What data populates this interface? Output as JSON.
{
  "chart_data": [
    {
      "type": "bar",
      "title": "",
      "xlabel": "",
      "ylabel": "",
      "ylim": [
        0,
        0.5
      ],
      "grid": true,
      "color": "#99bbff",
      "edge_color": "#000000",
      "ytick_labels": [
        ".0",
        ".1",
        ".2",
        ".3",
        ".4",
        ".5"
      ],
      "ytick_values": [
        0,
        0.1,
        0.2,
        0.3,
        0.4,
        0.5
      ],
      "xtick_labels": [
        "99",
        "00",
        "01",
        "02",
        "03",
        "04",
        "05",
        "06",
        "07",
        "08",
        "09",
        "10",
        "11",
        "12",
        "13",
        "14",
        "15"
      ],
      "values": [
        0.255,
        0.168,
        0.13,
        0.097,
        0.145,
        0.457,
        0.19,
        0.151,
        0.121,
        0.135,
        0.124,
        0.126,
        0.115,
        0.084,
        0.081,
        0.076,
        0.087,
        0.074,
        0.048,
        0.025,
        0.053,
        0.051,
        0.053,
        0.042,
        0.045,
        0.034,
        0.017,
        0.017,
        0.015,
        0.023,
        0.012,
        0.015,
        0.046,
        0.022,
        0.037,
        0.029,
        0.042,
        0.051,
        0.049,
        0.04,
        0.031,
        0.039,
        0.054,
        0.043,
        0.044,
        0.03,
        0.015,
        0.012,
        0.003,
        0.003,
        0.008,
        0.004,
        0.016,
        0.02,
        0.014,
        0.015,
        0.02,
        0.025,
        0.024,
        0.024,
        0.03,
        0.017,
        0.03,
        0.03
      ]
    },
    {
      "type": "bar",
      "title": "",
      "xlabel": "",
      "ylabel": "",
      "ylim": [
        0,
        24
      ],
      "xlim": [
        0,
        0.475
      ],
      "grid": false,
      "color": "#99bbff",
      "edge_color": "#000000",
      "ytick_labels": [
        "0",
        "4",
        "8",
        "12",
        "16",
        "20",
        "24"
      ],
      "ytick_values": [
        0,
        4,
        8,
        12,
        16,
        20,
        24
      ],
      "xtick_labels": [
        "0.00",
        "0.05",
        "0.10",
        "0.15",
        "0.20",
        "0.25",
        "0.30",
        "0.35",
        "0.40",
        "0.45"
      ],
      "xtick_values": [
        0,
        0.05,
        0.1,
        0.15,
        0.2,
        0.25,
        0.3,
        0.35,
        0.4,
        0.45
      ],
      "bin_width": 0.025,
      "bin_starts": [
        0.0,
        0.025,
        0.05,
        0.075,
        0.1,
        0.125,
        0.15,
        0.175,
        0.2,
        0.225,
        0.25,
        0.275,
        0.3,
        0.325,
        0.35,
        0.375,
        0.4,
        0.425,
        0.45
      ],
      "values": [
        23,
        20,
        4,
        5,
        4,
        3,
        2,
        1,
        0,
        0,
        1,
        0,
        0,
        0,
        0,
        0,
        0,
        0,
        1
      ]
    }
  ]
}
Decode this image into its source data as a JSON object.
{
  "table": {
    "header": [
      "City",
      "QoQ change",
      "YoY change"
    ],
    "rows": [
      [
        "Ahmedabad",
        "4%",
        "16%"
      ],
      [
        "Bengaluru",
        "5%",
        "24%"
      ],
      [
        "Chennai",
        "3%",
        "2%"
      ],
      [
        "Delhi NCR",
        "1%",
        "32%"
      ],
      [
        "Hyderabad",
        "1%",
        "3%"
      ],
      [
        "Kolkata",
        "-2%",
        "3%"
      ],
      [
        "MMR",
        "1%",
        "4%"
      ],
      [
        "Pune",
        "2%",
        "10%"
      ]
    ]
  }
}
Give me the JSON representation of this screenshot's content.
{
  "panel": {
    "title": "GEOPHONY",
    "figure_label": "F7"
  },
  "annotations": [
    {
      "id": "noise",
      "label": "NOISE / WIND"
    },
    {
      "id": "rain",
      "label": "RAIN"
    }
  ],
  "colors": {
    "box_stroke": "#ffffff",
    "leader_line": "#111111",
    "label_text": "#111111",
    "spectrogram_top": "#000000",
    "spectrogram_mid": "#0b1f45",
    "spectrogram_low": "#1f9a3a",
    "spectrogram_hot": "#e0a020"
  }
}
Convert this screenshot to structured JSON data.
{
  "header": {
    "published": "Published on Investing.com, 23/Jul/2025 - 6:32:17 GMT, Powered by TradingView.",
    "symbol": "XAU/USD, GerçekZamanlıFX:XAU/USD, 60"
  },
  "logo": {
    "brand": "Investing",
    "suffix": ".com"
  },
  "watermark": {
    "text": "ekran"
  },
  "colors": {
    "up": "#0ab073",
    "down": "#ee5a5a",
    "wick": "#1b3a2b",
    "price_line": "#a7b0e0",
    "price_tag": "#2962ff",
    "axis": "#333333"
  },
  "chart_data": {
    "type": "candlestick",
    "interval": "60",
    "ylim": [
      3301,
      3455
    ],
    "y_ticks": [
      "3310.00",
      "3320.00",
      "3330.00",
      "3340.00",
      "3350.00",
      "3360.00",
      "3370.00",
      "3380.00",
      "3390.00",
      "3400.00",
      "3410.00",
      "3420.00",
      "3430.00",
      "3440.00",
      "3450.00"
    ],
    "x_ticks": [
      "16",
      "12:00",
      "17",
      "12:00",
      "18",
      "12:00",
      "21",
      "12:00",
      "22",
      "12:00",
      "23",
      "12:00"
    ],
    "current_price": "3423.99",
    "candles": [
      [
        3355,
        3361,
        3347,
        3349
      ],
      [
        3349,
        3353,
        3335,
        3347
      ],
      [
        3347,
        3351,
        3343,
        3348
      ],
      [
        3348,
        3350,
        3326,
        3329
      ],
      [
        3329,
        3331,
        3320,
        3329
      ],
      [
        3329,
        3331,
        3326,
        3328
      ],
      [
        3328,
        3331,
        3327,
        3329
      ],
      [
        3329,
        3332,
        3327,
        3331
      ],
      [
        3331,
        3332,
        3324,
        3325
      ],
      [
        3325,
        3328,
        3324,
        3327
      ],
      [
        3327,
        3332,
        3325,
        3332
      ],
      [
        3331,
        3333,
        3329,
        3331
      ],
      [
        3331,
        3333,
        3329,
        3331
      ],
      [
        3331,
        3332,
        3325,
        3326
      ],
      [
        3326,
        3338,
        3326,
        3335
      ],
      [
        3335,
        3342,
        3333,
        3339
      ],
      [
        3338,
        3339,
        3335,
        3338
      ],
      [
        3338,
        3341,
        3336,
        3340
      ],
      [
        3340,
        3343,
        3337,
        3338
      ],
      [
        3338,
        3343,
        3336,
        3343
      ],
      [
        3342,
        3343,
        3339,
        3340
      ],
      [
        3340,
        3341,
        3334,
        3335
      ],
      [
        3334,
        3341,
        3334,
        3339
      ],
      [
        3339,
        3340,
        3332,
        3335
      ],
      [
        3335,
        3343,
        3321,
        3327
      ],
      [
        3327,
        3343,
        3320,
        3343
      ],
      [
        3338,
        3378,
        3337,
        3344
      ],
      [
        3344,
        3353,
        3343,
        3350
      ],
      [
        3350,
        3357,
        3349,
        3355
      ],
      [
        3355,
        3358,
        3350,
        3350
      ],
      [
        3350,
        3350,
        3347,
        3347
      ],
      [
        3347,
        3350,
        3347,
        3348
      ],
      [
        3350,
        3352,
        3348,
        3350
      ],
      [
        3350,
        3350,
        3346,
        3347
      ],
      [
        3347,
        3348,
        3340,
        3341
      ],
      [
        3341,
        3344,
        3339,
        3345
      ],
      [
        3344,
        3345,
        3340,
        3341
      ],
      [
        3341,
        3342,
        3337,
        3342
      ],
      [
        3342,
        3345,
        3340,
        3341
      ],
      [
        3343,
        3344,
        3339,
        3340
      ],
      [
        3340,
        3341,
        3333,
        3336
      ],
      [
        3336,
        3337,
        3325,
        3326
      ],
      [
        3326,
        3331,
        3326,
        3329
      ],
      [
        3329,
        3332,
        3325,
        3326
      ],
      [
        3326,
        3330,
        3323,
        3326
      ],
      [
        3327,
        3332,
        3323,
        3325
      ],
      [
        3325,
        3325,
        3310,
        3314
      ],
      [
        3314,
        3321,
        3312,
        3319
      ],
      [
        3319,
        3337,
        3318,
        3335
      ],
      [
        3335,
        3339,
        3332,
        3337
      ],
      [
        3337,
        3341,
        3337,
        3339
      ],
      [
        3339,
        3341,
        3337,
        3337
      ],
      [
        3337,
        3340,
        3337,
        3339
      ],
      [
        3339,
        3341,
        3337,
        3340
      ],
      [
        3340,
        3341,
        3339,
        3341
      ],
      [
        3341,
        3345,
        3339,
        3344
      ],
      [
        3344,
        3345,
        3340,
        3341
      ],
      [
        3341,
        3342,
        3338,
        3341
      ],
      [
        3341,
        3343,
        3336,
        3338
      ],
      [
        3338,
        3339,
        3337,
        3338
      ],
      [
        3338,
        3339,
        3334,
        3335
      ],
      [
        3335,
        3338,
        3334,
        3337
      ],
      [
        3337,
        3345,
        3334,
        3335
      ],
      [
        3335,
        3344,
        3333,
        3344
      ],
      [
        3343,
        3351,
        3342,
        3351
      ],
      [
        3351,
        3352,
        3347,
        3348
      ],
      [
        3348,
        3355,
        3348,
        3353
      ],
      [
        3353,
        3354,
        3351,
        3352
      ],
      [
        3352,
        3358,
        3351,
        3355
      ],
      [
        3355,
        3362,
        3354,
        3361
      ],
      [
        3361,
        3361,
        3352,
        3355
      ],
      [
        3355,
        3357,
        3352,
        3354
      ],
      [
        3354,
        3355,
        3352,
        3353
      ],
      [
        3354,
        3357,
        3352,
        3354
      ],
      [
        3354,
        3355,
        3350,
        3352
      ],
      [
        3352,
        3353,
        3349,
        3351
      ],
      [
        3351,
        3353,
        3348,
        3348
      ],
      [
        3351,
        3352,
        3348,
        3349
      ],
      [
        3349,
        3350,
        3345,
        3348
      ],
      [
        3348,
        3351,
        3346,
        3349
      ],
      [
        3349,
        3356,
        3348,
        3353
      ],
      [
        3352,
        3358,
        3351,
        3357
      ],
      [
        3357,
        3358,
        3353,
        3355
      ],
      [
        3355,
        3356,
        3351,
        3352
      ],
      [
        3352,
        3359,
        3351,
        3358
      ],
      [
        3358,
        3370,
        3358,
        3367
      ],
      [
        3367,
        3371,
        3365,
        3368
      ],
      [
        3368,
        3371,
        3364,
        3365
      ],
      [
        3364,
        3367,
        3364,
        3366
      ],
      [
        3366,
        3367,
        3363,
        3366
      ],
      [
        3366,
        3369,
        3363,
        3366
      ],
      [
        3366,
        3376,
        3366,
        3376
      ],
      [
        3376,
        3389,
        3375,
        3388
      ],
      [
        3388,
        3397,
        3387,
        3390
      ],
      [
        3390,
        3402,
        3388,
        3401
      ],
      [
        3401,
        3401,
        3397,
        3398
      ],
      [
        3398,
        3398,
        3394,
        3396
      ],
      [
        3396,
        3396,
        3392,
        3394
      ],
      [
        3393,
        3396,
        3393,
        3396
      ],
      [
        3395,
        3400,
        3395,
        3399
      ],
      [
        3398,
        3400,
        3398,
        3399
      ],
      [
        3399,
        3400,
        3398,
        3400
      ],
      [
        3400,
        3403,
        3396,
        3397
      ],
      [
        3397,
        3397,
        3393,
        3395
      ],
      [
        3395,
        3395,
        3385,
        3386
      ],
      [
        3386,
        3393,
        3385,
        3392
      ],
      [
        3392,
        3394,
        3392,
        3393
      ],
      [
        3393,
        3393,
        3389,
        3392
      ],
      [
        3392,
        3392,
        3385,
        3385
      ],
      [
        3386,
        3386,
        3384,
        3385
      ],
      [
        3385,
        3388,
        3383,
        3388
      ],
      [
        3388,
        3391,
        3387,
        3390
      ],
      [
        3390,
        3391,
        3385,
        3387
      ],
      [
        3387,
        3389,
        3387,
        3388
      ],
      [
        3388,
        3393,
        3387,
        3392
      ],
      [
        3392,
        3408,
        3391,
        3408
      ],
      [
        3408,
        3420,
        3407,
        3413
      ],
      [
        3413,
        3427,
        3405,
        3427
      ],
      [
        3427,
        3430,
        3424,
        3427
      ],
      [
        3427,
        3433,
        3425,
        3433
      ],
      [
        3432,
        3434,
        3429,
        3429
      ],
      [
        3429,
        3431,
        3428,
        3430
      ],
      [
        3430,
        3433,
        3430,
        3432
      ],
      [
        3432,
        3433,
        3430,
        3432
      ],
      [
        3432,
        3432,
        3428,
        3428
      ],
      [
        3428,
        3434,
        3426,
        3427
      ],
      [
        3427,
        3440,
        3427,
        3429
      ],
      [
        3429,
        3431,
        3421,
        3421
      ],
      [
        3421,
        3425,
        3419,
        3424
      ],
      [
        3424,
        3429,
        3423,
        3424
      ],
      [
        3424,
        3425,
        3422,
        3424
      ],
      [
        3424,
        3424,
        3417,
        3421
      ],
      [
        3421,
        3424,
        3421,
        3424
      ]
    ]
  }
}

━━━━

Aim. Return each line in the records that holds the string "Investing".

Solution to the problem.
    "published": "Published on Investing.com, 23/Jul/2025 - 6:32:17 GMT, Powered by TradingView.",
    "brand": "Investing",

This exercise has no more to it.